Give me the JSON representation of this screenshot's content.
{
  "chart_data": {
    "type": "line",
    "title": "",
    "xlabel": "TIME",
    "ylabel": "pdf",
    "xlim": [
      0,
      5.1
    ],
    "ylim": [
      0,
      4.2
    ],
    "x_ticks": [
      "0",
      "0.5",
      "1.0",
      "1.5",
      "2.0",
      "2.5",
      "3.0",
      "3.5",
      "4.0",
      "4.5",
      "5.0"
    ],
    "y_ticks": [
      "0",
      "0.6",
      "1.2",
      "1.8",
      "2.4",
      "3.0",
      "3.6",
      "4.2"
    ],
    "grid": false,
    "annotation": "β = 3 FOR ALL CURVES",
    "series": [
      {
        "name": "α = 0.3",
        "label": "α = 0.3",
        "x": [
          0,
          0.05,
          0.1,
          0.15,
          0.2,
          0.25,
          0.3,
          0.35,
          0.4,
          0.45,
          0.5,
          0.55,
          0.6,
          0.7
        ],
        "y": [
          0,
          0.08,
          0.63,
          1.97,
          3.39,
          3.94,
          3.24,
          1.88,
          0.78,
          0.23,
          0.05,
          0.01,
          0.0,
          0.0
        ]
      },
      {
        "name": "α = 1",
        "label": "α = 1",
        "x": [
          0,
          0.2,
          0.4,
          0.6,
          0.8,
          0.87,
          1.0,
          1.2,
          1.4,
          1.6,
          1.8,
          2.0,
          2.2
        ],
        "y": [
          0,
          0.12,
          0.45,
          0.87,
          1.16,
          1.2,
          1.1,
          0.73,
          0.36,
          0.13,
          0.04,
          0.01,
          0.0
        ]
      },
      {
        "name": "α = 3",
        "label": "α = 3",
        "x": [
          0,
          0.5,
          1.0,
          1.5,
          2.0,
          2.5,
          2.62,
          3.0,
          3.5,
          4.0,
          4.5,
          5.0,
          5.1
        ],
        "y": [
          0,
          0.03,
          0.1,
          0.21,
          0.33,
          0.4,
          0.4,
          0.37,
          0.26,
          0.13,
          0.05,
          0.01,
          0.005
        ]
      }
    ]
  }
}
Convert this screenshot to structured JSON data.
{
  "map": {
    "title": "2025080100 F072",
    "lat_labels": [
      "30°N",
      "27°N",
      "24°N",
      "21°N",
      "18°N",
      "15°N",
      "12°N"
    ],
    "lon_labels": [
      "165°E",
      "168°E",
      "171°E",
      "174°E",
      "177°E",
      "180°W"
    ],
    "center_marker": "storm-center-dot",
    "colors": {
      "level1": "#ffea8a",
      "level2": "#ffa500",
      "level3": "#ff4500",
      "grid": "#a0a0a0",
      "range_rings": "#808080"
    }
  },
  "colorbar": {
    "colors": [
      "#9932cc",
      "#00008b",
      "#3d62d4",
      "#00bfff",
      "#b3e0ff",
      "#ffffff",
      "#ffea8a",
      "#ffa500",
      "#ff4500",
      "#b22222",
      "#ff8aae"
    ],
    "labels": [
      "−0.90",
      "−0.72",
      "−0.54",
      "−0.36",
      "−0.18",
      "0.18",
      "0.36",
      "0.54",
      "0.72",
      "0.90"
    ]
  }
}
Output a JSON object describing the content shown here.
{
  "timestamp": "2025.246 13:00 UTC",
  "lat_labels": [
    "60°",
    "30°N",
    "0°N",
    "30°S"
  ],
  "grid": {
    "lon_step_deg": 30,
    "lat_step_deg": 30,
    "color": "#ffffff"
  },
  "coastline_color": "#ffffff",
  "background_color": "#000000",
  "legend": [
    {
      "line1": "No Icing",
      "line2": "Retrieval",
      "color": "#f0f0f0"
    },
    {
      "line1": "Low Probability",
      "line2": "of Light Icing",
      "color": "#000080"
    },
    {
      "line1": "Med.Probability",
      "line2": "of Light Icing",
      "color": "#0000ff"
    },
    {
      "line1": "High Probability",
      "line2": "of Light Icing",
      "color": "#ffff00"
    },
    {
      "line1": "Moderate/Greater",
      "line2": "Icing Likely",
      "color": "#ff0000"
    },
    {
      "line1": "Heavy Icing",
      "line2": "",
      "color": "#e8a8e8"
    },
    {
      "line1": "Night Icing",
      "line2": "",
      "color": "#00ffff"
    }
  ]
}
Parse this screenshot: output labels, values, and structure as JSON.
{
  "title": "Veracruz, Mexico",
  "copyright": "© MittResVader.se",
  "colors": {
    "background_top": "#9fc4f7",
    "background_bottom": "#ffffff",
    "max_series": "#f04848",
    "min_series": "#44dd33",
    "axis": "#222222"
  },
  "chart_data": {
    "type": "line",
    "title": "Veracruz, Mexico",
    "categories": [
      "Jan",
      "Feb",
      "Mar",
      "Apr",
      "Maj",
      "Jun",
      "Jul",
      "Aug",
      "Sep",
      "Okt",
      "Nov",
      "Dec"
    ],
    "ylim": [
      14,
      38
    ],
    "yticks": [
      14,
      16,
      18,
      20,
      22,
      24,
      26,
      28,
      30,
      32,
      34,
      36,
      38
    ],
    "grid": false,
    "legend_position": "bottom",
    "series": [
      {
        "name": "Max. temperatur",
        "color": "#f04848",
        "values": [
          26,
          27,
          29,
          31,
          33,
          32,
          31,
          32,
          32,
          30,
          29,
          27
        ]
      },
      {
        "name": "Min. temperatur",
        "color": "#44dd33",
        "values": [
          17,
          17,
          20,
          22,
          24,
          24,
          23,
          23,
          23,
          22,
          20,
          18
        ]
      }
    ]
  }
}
--------------------------------------------------
# Work to do:
Transcribe the records above exactly, but only from the line that contains "Parse this screenshot: output" through their final line, inclusive.

# Output of the exercise:
Parse this screenshot: output labels, values, and structure as JSON.
{
  "title": "Veracruz, Mexico",
  "copyright": "© MittResVader.se",
  "colors": {
    "background_top": "#9fc4f7",
    "background_bottom": "#ffffff",
    "max_series": "#f04848",
    "min_series": "#44dd33",
    "axis": "#222222"
  },
  "chart_data": {
    "type": "line",
    "title": "Veracruz, Mexico",
    "categories": [
      "Jan",
      "Feb",
      "Mar",
      "Apr",
      "Maj",
      "Jun",
      "Jul",
      "Aug",
      "Sep",
      "Okt",
      "Nov",
      "Dec"
    ],
    "ylim": [
      14,
      38
    ],
    "yticks": [
      14,
      16,
      18,
      20,
      22,
      24,
      26,
      28,
      30,
      32,
      34,
      36,
      38
    ],
    "grid": false,
    "legend_position": "bottom",
    "series": [
      {
        "name": "Max. temperatur",
        "color": "#f04848",
        "values": [
          26,
          27,
          29,
          31,
          33,
          32,
          31,
          32,
          32,
          30,
          29,
          27
        ]
      },
      {
        "name": "Min. temperatur",
        "color": "#44dd33",
        "values": [
          17,
          17,
          20,
          22,
          24,
          24,
          23,
          23,
          23,
          22,
          20,
          18
        ]
      }
    ]
  }
}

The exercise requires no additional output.